# Was zu tun ist
1) Gib den Abschnitt aus dem Ausgangstext wortgetreu wieder, der bei den Worten „High Noon –“ beginnt und nach „aufmerksamer, rücksichtsvoller. Vielleicht.“ aufhört.
2) Übertrage diesen Satz aus dem Ausgangstext ins Englische: „Ich habe es heute mit mir durch die Stadt geschoben, liebevoll an der Lenkerstange geführt.“

Geliebte

High Noon – Ende einer Ehe

Vielleicht hätte ich es nicht so offensichtlich loben sollen, vielleicht hätte ich schweigend genießen sollen. Vielleicht hätte ich es auch weniger in Anspruch nehmen sollen, vielleicht hätte ich mein Gewicht reduzieren sollen. Vielleicht hätte ich zärtlicher sein sollen, aufmerksamer, rücksichtsvoller. Vielleicht.

Fakt ist: Nach bald 20jährigem Dienst brach das Grüne heute in den Minuten zwischen a. und p.m. unter mir entzwei. Gerade noch waren wir unter Nieselfäden den „Berg“ hinunter gerollt, hatten uns synchron in die Kurven gelegt, waren geschmeidig anderen Verkehrsteilnehmern ausgewichen, hatten kühn Ampelphasen bis ins Orange ausgereizt, da knackte es kurz aber bestimmt. Nicht sofort verstand mein Gehirn die Tragweite dieses Knacklautes, es bedarf der Finger, die trotz energischen Drucks die Bremse nicht mehr wirken machen konnten. Und auch da noch weigerte sich der Verstand, sich die Endgültigkeit einzugestehen. Es war nur ein Bremszug, Heinrich, der zersprang!
Beim nächsten Knacklaut aber stiegen die Ahnungen in mir hoch, wie mag es sich anfühlen wenn ein Rahmen bricht. Wo bricht er eigentlich und spürt man das?

Als Kind war ich der Meinung, dass, wenn mensch sich ein Bein bricht, das Bein tatsächlich ab ist. Abgebrochen. Ich konnte mir unterschiedliche Brüche vorstellen, aber stets war in meiner Vorstellung ein Teil des Beines getrennt vom Körper. Mit dem Rahmenbruch verhält es sich ähnlich wie mit einem Beinbruch, das Grüne sieht nicht anders aus, kein Teil ist abgebrochen und nur wer ganz genau hinschaut, sieht dass der Rahmen unter dem Sattel gebrochen ist.
So brauchte auch der junge Mann in dem Fahrradgeschäft eine ganze Weile, bis er verstand warum mein Bremszug nicht gerissen und die Bremse trotzdem nicht mehr tat. Er operierte einige Minuten, erst den Zug raus, um festzustellen, dass er noch fast neu. Dann versuchte, er mir eine neue Ummantelung für den Zug zu verkaufen, teflonbeschichtet, damit es sich leichter bremste. Auf meine Kaufverweigerung hin, baute er den alten Zug wieder ein, justierte die Spannung und da, ob der Verwunderung, warum der Zug sich weiterhin nicht spannte, sah er den Bruch. Die doppelte Bruchstelle und da wurde auch mir klar, die Fahrt zu diesem Laden, war unsere letzte.

Seitdem nehme ich Abschied. Ich habe es heute mit mir durch die Stadt geschoben, liebevoll an der Lenkerstange geführt. Nach jedem Stop musste mein Verstand mein Bein daran hindern sich über den Sattel zu schwingen und der Anblick der anderen Räder schmerzte.

# Datenauflistung
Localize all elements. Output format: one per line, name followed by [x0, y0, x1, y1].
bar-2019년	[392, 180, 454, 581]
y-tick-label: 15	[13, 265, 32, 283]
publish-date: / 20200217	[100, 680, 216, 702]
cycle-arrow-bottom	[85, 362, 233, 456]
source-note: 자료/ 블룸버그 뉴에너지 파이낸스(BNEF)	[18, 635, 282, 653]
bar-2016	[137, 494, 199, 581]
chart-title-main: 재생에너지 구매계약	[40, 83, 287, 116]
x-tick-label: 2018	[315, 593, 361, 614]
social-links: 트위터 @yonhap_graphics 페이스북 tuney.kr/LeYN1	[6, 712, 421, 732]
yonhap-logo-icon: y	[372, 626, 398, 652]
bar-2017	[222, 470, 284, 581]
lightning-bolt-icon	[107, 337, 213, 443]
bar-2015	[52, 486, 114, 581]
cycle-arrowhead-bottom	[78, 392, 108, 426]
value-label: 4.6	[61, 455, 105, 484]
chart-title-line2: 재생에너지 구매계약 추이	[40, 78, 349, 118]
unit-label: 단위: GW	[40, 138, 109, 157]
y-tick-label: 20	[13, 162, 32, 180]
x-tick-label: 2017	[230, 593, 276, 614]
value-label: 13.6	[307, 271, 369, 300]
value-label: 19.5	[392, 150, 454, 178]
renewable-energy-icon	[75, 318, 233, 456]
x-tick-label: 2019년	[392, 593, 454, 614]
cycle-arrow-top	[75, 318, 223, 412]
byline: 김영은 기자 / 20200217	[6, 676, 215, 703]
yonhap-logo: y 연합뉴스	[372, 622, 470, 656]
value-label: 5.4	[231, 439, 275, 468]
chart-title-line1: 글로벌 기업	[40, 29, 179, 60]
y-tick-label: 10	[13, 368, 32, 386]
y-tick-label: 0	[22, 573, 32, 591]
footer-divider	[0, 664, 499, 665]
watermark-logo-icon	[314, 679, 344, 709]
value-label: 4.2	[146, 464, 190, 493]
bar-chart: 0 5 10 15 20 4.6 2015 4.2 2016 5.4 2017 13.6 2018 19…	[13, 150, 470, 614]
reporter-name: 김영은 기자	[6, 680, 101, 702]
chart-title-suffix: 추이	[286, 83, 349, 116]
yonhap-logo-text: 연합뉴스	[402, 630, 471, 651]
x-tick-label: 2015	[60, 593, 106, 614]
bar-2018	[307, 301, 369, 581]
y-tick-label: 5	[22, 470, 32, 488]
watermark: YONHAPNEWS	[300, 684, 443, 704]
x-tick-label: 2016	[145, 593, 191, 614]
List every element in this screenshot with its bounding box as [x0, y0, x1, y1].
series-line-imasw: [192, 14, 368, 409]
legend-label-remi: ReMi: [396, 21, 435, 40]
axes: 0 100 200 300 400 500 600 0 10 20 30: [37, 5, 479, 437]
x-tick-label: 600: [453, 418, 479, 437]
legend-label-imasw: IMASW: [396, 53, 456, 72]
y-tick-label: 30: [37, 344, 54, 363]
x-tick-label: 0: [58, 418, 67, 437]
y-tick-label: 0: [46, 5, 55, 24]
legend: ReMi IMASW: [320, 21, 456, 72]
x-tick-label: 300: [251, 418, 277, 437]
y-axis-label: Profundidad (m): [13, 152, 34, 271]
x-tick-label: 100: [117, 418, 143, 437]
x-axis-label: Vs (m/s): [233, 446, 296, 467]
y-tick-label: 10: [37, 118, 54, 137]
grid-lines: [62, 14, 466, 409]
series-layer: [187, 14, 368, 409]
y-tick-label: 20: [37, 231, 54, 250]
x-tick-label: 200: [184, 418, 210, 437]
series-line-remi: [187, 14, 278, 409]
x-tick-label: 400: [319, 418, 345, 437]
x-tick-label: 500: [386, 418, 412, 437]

# Antworten im Folgenden
1)
High Noon – Ende einer Ehe

Vielleicht hätte ich es nicht so offensichtlich loben sollen, vielleicht hätte ich schweigend genießen sollen. Vielleicht hätte ich es auch weniger in Anspruch nehmen sollen, vielleicht hätte ich mein Gewicht reduzieren sollen. Vielleicht hätte ich zärtlicher sein sollen, aufmerksamer, rücksichtsvoller. Vielleicht.

2) Today I pushed it through the city with me, lovingly guiding it by the handlebar.